◆ **What this task involves**
Copy all the material below, exactly as it stands.

(Chart and figure data)

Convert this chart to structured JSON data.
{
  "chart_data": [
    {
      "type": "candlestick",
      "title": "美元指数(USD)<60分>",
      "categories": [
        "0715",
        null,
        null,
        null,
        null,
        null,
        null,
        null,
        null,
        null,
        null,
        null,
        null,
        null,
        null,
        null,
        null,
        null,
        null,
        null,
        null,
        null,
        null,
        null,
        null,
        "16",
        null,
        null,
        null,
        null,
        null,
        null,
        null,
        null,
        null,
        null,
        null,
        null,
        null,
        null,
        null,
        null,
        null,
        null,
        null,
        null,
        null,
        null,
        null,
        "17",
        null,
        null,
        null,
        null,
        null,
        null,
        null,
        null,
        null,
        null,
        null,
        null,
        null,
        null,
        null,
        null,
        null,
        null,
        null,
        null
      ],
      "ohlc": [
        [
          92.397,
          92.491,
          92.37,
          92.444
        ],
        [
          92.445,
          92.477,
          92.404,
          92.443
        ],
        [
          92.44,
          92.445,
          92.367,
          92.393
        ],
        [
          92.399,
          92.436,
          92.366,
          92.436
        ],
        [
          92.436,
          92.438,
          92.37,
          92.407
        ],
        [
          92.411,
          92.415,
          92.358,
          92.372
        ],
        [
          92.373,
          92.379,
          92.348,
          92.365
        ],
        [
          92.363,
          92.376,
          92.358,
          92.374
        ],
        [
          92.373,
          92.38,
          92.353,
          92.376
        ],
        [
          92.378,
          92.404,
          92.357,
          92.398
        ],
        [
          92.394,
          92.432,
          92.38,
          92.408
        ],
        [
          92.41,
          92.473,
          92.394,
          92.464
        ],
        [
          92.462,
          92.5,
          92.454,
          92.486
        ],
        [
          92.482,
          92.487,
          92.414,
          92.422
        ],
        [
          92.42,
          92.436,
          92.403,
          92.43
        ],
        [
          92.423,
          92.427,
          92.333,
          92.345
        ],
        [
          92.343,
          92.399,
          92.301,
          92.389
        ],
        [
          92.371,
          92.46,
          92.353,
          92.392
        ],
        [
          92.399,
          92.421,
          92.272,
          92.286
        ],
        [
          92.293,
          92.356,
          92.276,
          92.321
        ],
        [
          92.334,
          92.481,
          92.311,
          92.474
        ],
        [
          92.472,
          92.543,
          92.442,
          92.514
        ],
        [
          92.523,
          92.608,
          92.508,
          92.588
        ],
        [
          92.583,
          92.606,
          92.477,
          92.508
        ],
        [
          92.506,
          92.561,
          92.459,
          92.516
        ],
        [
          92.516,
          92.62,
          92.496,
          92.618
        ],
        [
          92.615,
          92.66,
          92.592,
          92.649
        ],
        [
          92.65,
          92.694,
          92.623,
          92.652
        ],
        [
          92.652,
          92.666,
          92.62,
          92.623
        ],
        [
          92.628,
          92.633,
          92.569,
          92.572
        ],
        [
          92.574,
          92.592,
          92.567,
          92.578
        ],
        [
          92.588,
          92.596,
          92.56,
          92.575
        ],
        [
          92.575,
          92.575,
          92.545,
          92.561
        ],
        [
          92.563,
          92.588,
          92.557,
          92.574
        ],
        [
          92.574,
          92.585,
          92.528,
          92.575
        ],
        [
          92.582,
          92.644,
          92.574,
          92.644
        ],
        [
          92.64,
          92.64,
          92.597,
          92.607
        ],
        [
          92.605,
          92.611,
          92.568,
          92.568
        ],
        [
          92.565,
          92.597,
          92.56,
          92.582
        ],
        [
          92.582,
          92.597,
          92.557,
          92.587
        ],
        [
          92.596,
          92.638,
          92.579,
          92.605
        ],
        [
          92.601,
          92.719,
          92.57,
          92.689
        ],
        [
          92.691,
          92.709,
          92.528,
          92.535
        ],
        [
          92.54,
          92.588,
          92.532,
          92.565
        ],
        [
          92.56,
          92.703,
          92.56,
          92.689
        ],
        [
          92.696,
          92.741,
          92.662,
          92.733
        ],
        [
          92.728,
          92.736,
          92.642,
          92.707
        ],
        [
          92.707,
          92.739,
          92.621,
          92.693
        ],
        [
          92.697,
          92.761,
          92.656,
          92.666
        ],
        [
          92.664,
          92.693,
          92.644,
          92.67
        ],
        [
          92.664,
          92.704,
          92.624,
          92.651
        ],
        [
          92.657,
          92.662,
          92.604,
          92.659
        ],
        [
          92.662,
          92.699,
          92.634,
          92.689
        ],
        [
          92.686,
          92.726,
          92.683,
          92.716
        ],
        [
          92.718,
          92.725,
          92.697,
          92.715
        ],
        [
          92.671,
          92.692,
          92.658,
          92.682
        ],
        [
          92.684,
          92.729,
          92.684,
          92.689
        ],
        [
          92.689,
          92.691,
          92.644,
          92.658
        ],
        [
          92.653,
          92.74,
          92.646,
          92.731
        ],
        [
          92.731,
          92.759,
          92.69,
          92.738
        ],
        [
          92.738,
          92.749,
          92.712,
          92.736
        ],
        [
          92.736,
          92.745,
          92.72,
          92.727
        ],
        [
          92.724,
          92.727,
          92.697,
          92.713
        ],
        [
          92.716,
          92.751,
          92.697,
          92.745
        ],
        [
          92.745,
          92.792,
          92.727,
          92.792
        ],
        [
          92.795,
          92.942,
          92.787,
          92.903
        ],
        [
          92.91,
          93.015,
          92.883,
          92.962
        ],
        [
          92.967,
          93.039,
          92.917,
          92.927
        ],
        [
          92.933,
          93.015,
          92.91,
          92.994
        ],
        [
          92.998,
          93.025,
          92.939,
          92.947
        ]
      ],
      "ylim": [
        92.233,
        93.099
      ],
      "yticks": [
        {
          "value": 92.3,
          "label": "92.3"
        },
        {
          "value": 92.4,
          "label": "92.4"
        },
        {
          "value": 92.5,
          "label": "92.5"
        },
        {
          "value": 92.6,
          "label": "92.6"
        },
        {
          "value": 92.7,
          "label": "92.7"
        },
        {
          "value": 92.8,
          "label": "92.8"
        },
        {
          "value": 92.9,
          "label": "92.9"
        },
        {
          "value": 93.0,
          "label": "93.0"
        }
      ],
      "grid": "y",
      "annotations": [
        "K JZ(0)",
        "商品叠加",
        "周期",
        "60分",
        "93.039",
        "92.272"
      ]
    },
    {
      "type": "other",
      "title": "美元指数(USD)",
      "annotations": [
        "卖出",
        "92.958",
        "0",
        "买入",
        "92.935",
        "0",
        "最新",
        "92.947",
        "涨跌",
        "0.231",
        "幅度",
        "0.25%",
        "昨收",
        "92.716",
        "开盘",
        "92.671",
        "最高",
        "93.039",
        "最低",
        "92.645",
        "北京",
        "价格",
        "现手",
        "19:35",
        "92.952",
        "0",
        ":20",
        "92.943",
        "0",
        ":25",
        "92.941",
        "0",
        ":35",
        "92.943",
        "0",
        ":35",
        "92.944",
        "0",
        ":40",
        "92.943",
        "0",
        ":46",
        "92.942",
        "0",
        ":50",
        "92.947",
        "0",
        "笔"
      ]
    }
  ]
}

◆ **Solution for this exercise**
Convert this chart to structured JSON data.
{
  "chart_data": [
    {
      "type": "candlestick",
      "title": "美元指数(USD)<60分>",
      "categories": [
        "0715",
        null,
        null,
        null,
        null,
        null,
        null,
        null,
        null,
        null,
        null,
        null,
        null,
        null,
        null,
        null,
        null,
        null,
        null,
        null,
        null,
        null,
        null,
        null,
        null,
        "16",
        null,
        null,
        null,
        null,
        null,
        null,
        null,
        null,
        null,
        null,
        null,
        null,
        null,
        null,
        null,
        null,
        null,
        null,
        null,
        null,
        null,
        null,
        null,
        "17",
        null,
        null,
        null,
        null,
        null,
        null,
        null,
        null,
        null,
        null,
        null,
        null,
        null,
        null,
        null,
        null,
        null,
        null,
        null,
        null
      ],
      "ohlc": [
        [
          92.397,
          92.491,
          92.37,
          92.444
        ],
        [
          92.445,
          92.477,
          92.404,
          92.443
        ],
        [
          92.44,
          92.445,
          92.367,
          92.393
        ],
        [
          92.399,
          92.436,
          92.366,
          92.436
        ],
        [
          92.436,
          92.438,
          92.37,
          92.407
        ],
        [
          92.411,
          92.415,
          92.358,
          92.372
        ],
        [
          92.373,
          92.379,
          92.348,
          92.365
        ],
        [
          92.363,
          92.376,
          92.358,
          92.374
        ],
        [
          92.373,
          92.38,
          92.353,
          92.376
        ],
        [
          92.378,
          92.404,
          92.357,
          92.398
        ],
        [
          92.394,
          92.432,
          92.38,
          92.408
        ],
        [
          92.41,
          92.473,
          92.394,
          92.464
        ],
        [
          92.462,
          92.5,
          92.454,
          92.486
        ],
        [
          92.482,
          92.487,
          92.414,
          92.422
        ],
        [
          92.42,
          92.436,
          92.403,
          92.43
        ],
        [
          92.423,
          92.427,
          92.333,
          92.345
        ],
        [
          92.343,
          92.399,
          92.301,
          92.389
        ],
        [
          92.371,
          92.46,
          92.353,
          92.392
        ],
        [
          92.399,
          92.421,
          92.272,
          92.286
        ],
        [
          92.293,
          92.356,
          92.276,
          92.321
        ],
        [
          92.334,
          92.481,
          92.311,
          92.474
        ],
        [
          92.472,
          92.543,
          92.442,
          92.514
        ],
        [
          92.523,
          92.608,
          92.508,
          92.588
        ],
        [
          92.583,
          92.606,
          92.477,
          92.508
        ],
        [
          92.506,
          92.561,
          92.459,
          92.516
        ],
        [
          92.516,
          92.62,
          92.496,
          92.618
        ],
        [
          92.615,
          92.66,
          92.592,
          92.649
        ],
        [
          92.65,
          92.694,
          92.623,
          92.652
        ],
        [
          92.652,
          92.666,
          92.62,
          92.623
        ],
        [
          92.628,
          92.633,
          92.569,
          92.572
        ],
        [
          92.574,
          92.592,
          92.567,
          92.578
        ],
        [
          92.588,
          92.596,
          92.56,
          92.575
        ],
        [
          92.575,
          92.575,
          92.545,
          92.561
        ],
        [
          92.563,
          92.588,
          92.557,
          92.574
        ],
        [
          92.574,
          92.585,
          92.528,
          92.575
        ],
        [
          92.582,
          92.644,
          92.574,
          92.644
        ],
        [
          92.64,
          92.64,
          92.597,
          92.607
        ],
        [
          92.605,
          92.611,
          92.568,
          92.568
        ],
        [
          92.565,
          92.597,
          92.56,
          92.582
        ],
        [
          92.582,
          92.597,
          92.557,
          92.587
        ],
        [
          92.596,
          92.638,
          92.579,
          92.605
        ],
        [
          92.601,
          92.719,
          92.57,
          92.689
        ],
        [
          92.691,
          92.709,
          92.528,
          92.535
        ],
        [
          92.54,
          92.588,
          92.532,
          92.565
        ],
        [
          92.56,
          92.703,
          92.56,
          92.689
        ],
        [
          92.696,
          92.741,
          92.662,
          92.733
        ],
        [
          92.728,
          92.736,
          92.642,
          92.707
        ],
        [
          92.707,
          92.739,
          92.621,
          92.693
        ],
        [
          92.697,
          92.761,
          92.656,
          92.666
        ],
        [
          92.664,
          92.693,
          92.644,
          92.67
        ],
        [
          92.664,
          92.704,
          92.624,
          92.651
        ],
        [
          92.657,
          92.662,
          92.604,
          92.659
        ],
        [
          92.662,
          92.699,
          92.634,
          92.689
        ],
        [
          92.686,
          92.726,
          92.683,
          92.716
        ],
        [
          92.718,
          92.725,
          92.697,
          92.715
        ],
        [
          92.671,
          92.692,
          92.658,
          92.682
        ],
        [
          92.684,
          92.729,
          92.684,
          92.689
        ],
        [
          92.689,
          92.691,
          92.644,
          92.658
        ],
        [
          92.653,
          92.74,
          92.646,
          92.731
        ],
        [
          92.731,
          92.759,
          92.69,
          92.738
        ],
        [
          92.738,
          92.749,
          92.712,
          92.736
        ],
        [
          92.736,
          92.745,
          92.72,
          92.727
        ],
        [
          92.724,
          92.727,
          92.697,
          92.713
        ],
        [
          92.716,
          92.751,
          92.697,
          92.745
        ],
        [
          92.745,
          92.792,
          92.727,
          92.792
        ],
        [
          92.795,
          92.942,
          92.787,
          92.903
        ],
        [
          92.91,
          93.015,
          92.883,
          92.962
        ],
        [
          92.967,
          93.039,
          92.917,
          92.927
        ],
        [
          92.933,
          93.015,
          92.91,
          92.994
        ],
        [
          92.998,
          93.025,
          92.939,
          92.947
        ]
      ],
      "ylim": [
        92.233,
        93.099
      ],
      "yticks": [
        {
          "value": 92.3,
          "label": "92.3"
        },
        {
          "value": 92.4,
          "label": "92.4"
        },
        {
          "value": 92.5,
          "label": "92.5"
        },
        {
          "value": 92.6,
          "label": "92.6"
        },
        {
          "value": 92.7,
          "label": "92.7"
        },
        {
          "value": 92.8,
          "label": "92.8"
        },
        {
          "value": 92.9,
          "label": "92.9"
        },
        {
          "value": 93.0,
          "label": "93.0"
        }
      ],
      "grid": "y",
      "annotations": [
        "K JZ(0)",
        "商品叠加",
        "周期",
        "60分",
        "93.039",
        "92.272"
      ]
    },
    {
      "type": "other",
      "title": "美元指数(USD)",
      "annotations": [
        "卖出",
        "92.958",
        "0",
        "买入",
        "92.935",
        "0",
        "最新",
        "92.947",
        "涨跌",
        "0.231",
        "幅度",
        "0.25%",
        "昨收",
        "92.716",
        "开盘",
        "92.671",
        "最高",
        "93.039",
        "最低",
        "92.645",
        "北京",
        "价格",
        "现手",
        "19:35",
        "92.952",
        "0",
        ":20",
        "92.943",
        "0",
        ":25",
        "92.941",
        "0",
        ":35",
        "92.943",
        "0",
        ":35",
        "92.944",
        "0",
        ":40",
        "92.943",
        "0",
        ":46",
        "92.942",
        "0",
        ":50",
        "92.947",
        "0",
        "笔"
      ]
    }
  ]
}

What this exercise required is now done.